* **DATASET**
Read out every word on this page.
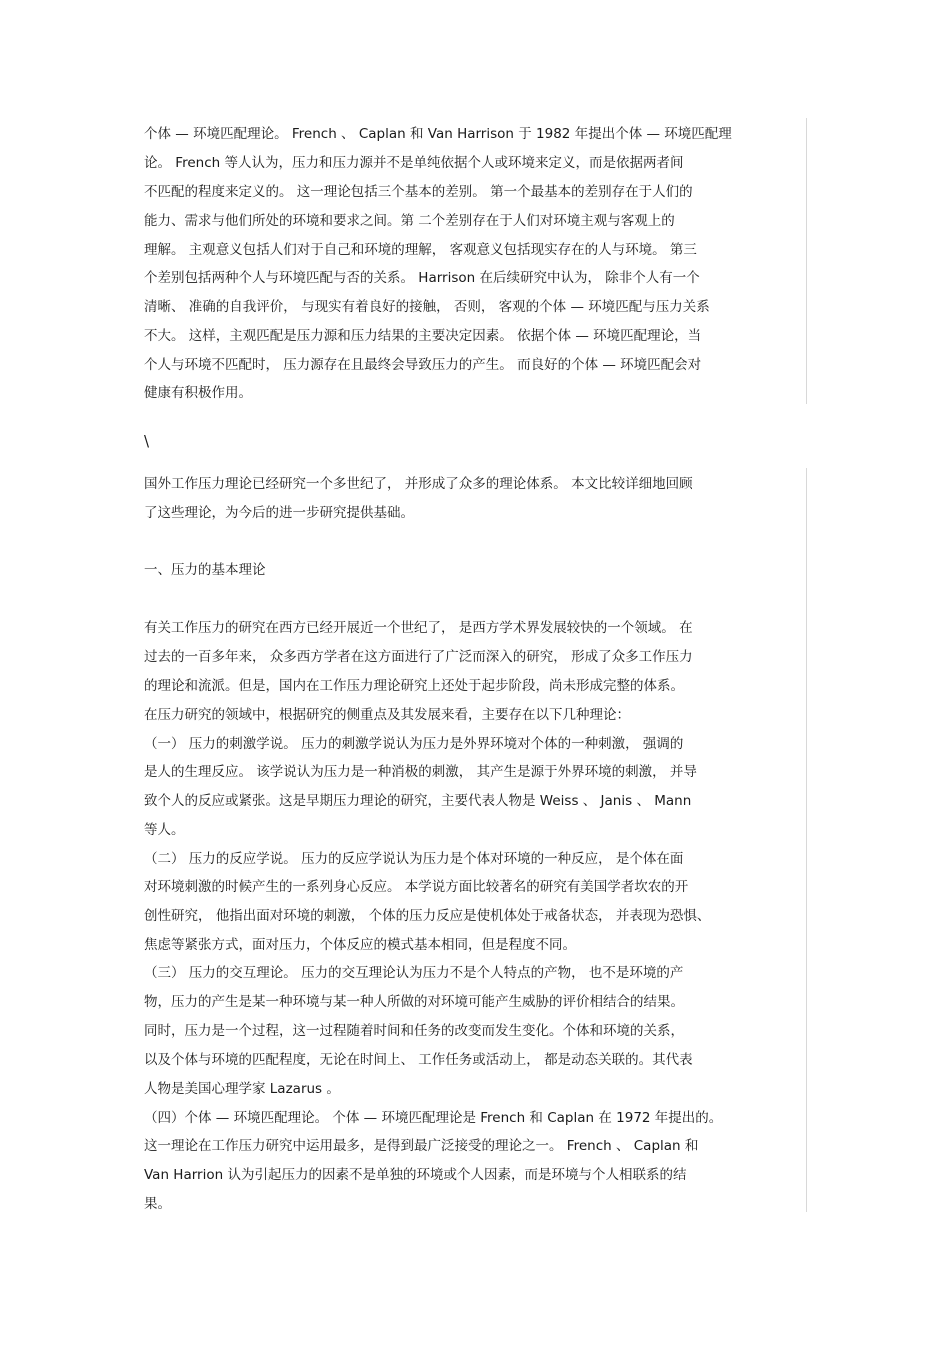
个体 — 环境匹配理论。 French 、 Caplan 和 Van Harrison 于 1982 年提出个体 — 环境匹配理
论。 French 等人认为，压力和压力源并不是单纯依据个人或环境来定义，而是依据两者间
不匹配的程度来定义的。 这一理论包括三个基本的差别。 第一个最基本的差别存在于人们的
能力、需求与他们所处的环境和要求之间。第 二个差别存在于人们对环境主观与客观上的
理解。 主观意义包括人们对于自己和环境的理解， 客观意义包括现实存在的人与环境。 第三
个差别包括两种个人与环境匹配与否的关系。 Harrison 在后续研究中认为， 除非个人有一个
清晰、 准确的自我评价， 与现实有着良好的接触， 否则， 客观的个体 — 环境匹配与压力关系
不大。 这样，主观匹配是压力源和压力结果的主要决定因素。 依据个体 — 环境匹配理论，当
个人与环境不匹配时， 压力源存在且最终会导致压力的产生。 而良好的个体 — 环境匹配会对
健康有积极作用。
\
国外工作压力理论已经研究一个多世纪了， 并形成了众多的理论体系。 本文比较详细地回顾
了这些理论，为今后的进一步研究提供基础。
一、压力的基本理论
有关工作压力的研究在西方已经开展近一个世纪了， 是西方学术界发展较快的一个领域。 在
过去的一百多年来， 众多西方学者在这方面进行了广泛而深入的研究， 形成了众多工作压力
的理论和流派。但是，国内在工作压力理论研究上还处于起步阶段，尚未形成完整的体系。
在压力研究的领域中，根据研究的侧重点及其发展来看，主要存在以下几种理论：
（一） 压力的刺激学说。 压力的刺激学说认为压力是外界环境对个体的一种刺激， 强调的
是人的生理反应。 该学说认为压力是一种消极的刺激， 其产生是源于外界环境的刺激， 并导
致个人的反应或紧张。这是早期压力理论的研究，主要代表人物是 Weiss 、 Janis 、 Mann
等人。
（二） 压力的反应学说。 压力的反应学说认为压力是个体对环境的一种反应， 是个体在面
对环境刺激的时候产生的一系列身心反应。 本学说方面比较著名的研究有美国学者坎农的开
创性研究， 他指出面对环境的刺激， 个体的压力反应是使机体处于戒备状态， 并表现为恐惧、
焦虑等紧张方式，面对压力，个体反应的模式基本相同，但是程度不同。
（三） 压力的交互理论。 压力的交互理论认为压力不是个人特点的产物， 也不是环境的产
物，压力的产生是某一种环境与某一种人所做的对环境可能产生威胁的评价相结合的结果。
同时，压力是一个过程，这一过程随着时间和任务的改变而发生变化。个体和环境的关系，
以及个体与环境的匹配程度，无论在时间上、 工作任务或活动上， 都是动态关联的。其代表
人物是美国心理学家 Lazarus 。
（四）个体 — 环境匹配理论。 个体 — 环境匹配理论是 French 和 Caplan 在 1972 年提出的。
这一理论在工作压力研究中运用最多，是得到最广泛接受的理论之一。 French 、 Caplan 和
Van Harrion 认为引起压力的因素不是单独的环境或个人因素，而是环境与个人相联系的结
果。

* **GIVEN TASK**
The records above are to be reproduced exactly; the pictures are to be left out.

* **WRITTEN RESPONSE**
Read out every word on this page.
个体 — 环境匹配理论。 French 、 Caplan 和 Van Harrison 于 1982 年提出个体 — 环境匹配理
论。 French 等人认为，压力和压力源并不是单纯依据个人或环境来定义，而是依据两者间
不匹配的程度来定义的。 这一理论包括三个基本的差别。 第一个最基本的差别存在于人们的
能力、需求与他们所处的环境和要求之间。第 二个差别存在于人们对环境主观与客观上的
理解。 主观意义包括人们对于自己和环境的理解， 客观意义包括现实存在的人与环境。 第三
个差别包括两种个人与环境匹配与否的关系。 Harrison 在后续研究中认为， 除非个人有一个
清晰、 准确的自我评价， 与现实有着良好的接触， 否则， 客观的个体 — 环境匹配与压力关系
不大。 这样，主观匹配是压力源和压力结果的主要决定因素。 依据个体 — 环境匹配理论，当
个人与环境不匹配时， 压力源存在且最终会导致压力的产生。 而良好的个体 — 环境匹配会对
健康有积极作用。
\
国外工作压力理论已经研究一个多世纪了， 并形成了众多的理论体系。 本文比较详细地回顾
了这些理论，为今后的进一步研究提供基础。
一、压力的基本理论
有关工作压力的研究在西方已经开展近一个世纪了， 是西方学术界发展较快的一个领域。 在
过去的一百多年来， 众多西方学者在这方面进行了广泛而深入的研究， 形成了众多工作压力
的理论和流派。但是，国内在工作压力理论研究上还处于起步阶段，尚未形成完整的体系。
在压力研究的领域中，根据研究的侧重点及其发展来看，主要存在以下几种理论：
（一） 压力的刺激学说。 压力的刺激学说认为压力是外界环境对个体的一种刺激， 强调的
是人的生理反应。 该学说认为压力是一种消极的刺激， 其产生是源于外界环境的刺激， 并导
致个人的反应或紧张。这是早期压力理论的研究，主要代表人物是 Weiss 、 Janis 、 Mann
等人。
（二） 压力的反应学说。 压力的反应学说认为压力是个体对环境的一种反应， 是个体在面
对环境刺激的时候产生的一系列身心反应。 本学说方面比较著名的研究有美国学者坎农的开
创性研究， 他指出面对环境的刺激， 个体的压力反应是使机体处于戒备状态， 并表现为恐惧、
焦虑等紧张方式，面对压力，个体反应的模式基本相同，但是程度不同。
（三） 压力的交互理论。 压力的交互理论认为压力不是个人特点的产物， 也不是环境的产
物，压力的产生是某一种环境与某一种人所做的对环境可能产生威胁的评价相结合的结果。
同时，压力是一个过程，这一过程随着时间和任务的改变而发生变化。个体和环境的关系，
以及个体与环境的匹配程度，无论在时间上、 工作任务或活动上， 都是动态关联的。其代表
人物是美国心理学家 Lazarus 。
（四）个体 — 环境匹配理论。 个体 — 环境匹配理论是 French 和 Caplan 在 1972 年提出的。
这一理论在工作压力研究中运用最多，是得到最广泛接受的理论之一。 French 、 Caplan 和
Van Harrion 认为引起压力的因素不是单独的环境或个人因素，而是环境与个人相联系的结
果。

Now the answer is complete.